Aim. Reply with only the number of lines that contain the string "земельного".

Data entries.
# # # #

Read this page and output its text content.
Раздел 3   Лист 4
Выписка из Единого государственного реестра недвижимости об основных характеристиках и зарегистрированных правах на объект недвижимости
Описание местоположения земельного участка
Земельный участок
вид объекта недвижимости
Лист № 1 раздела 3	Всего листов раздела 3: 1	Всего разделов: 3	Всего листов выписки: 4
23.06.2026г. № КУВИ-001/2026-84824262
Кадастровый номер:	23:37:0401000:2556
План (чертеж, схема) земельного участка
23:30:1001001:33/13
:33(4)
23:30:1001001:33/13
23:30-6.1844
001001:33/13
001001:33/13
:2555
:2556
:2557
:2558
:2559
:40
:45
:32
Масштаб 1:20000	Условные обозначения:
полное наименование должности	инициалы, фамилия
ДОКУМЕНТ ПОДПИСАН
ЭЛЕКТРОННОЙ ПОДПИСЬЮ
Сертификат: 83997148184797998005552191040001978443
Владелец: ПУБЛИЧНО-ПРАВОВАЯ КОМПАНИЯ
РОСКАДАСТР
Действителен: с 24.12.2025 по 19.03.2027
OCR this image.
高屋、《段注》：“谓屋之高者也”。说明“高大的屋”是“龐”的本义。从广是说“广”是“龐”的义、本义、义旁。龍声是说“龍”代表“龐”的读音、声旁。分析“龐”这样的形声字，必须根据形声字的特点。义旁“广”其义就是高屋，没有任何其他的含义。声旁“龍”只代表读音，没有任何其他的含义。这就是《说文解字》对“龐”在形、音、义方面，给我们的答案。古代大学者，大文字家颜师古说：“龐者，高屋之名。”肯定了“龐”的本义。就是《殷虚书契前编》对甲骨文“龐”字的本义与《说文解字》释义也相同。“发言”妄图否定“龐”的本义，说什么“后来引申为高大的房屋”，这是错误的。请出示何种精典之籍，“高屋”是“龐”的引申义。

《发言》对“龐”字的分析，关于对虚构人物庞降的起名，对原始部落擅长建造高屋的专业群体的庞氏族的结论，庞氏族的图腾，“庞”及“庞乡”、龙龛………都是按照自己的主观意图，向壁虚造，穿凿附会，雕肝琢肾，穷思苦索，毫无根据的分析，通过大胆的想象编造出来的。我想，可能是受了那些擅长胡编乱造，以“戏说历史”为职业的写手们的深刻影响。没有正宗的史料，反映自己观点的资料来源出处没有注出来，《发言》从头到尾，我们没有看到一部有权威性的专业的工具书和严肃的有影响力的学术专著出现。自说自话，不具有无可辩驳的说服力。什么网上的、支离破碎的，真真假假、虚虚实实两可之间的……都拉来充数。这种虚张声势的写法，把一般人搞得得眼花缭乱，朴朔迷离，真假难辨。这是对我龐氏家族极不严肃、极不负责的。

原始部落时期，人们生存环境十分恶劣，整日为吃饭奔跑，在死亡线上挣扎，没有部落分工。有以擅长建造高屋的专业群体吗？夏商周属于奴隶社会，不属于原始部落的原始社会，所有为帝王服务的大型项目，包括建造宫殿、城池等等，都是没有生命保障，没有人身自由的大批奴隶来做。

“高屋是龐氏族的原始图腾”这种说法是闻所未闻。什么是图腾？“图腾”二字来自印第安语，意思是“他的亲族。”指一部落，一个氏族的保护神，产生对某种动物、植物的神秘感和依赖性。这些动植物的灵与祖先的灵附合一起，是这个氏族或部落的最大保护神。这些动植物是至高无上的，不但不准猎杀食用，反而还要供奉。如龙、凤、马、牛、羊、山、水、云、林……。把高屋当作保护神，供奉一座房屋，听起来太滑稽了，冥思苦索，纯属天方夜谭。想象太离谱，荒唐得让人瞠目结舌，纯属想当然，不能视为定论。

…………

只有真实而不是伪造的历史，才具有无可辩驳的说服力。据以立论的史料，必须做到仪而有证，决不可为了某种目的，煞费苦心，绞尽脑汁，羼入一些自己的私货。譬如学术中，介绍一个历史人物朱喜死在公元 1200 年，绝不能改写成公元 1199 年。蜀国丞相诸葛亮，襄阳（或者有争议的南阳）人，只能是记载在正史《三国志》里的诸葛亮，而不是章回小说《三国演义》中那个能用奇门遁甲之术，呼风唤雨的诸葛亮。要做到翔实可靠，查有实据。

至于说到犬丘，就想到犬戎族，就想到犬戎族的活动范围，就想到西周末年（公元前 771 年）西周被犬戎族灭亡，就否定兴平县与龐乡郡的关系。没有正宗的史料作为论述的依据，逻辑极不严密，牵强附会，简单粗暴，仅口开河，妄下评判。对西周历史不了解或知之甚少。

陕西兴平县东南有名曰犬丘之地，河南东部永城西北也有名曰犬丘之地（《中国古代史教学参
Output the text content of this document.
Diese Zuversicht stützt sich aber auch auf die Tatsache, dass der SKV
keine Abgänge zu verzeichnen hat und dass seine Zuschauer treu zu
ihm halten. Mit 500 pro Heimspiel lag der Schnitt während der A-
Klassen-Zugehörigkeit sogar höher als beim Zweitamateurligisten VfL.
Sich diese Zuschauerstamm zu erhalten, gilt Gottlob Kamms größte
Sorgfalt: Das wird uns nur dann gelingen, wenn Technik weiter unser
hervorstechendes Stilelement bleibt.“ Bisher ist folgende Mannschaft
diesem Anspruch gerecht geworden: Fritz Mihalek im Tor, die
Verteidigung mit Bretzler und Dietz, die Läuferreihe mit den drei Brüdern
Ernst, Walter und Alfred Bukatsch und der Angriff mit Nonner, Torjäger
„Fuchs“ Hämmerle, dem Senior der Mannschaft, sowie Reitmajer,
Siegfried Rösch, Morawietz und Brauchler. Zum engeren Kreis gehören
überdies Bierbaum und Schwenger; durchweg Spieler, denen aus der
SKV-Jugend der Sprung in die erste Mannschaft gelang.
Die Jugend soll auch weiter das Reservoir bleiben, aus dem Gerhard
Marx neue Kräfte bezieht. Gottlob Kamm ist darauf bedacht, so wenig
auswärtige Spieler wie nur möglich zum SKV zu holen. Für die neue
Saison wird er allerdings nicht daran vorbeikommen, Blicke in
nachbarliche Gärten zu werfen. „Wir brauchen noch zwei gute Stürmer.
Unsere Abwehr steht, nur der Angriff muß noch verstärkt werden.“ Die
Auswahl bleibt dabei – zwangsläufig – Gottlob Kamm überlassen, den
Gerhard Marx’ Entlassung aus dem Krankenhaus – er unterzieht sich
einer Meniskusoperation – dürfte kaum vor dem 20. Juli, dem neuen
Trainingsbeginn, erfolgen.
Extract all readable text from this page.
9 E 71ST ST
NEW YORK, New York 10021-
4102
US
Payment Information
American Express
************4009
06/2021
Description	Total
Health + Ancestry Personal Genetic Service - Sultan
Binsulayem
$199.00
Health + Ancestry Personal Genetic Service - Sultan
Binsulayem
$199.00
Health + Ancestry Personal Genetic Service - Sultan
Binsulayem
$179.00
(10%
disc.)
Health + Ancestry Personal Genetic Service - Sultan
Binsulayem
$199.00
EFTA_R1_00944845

# # # #

Solution to the exercise. 2